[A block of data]
• • • • •
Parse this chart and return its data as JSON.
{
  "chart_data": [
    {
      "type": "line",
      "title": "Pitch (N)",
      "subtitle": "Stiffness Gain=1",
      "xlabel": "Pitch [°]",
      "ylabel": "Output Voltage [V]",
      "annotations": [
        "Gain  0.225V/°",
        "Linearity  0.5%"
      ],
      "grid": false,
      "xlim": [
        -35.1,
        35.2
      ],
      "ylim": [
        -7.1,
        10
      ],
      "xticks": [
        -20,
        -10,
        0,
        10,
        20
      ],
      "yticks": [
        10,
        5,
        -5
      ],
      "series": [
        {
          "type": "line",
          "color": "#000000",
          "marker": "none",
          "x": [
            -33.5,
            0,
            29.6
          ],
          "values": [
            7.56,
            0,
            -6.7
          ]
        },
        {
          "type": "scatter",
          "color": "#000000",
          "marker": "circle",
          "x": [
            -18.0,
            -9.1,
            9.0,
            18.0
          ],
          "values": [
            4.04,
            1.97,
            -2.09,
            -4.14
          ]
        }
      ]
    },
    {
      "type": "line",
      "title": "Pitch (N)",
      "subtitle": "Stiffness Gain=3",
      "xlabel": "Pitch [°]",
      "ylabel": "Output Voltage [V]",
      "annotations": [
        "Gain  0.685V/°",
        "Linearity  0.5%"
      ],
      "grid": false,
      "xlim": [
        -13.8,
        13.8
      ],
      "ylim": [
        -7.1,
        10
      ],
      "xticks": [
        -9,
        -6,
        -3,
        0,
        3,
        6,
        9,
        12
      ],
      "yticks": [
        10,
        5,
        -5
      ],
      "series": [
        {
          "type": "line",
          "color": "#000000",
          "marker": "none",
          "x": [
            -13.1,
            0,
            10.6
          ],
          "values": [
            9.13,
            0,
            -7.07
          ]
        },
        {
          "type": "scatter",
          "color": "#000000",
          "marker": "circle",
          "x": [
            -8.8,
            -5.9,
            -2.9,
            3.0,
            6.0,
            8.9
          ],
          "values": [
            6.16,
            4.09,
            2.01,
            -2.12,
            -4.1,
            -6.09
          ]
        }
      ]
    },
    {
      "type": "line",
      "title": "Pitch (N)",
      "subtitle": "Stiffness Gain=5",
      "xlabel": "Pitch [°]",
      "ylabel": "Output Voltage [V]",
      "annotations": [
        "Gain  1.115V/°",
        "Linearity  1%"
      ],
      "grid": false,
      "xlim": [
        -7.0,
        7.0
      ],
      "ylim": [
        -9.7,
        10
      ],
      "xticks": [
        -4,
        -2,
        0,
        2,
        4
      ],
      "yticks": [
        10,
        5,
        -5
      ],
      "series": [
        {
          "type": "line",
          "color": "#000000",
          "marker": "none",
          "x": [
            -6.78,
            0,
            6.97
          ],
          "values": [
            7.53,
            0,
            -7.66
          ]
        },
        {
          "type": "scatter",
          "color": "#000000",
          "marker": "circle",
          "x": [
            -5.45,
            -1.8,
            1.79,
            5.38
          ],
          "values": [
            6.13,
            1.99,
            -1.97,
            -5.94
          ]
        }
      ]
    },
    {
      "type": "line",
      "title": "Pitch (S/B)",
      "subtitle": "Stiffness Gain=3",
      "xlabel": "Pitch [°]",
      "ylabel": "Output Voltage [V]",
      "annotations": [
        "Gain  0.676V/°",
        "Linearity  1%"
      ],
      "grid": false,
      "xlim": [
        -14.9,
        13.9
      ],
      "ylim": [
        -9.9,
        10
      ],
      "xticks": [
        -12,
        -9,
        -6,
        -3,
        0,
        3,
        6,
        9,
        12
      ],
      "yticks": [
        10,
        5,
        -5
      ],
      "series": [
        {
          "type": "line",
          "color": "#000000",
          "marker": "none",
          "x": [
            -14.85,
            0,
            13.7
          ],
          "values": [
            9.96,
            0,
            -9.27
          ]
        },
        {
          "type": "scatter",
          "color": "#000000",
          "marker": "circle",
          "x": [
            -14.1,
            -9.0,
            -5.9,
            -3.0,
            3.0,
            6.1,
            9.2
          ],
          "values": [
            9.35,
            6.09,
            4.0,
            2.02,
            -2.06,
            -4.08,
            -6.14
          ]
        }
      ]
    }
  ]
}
• • • • •
▶ GIVEN TASK
Show the lines where the word "Stiffness" appears in the entries.

▶ ANSWER TO THIS PROBLEM
      "subtitle": "Stiffness Gain=1",
      "subtitle": "Stiffness Gain=3",
      "subtitle": "Stiffness Gain=5",
      "subtitle": "Stiffness Gain=3",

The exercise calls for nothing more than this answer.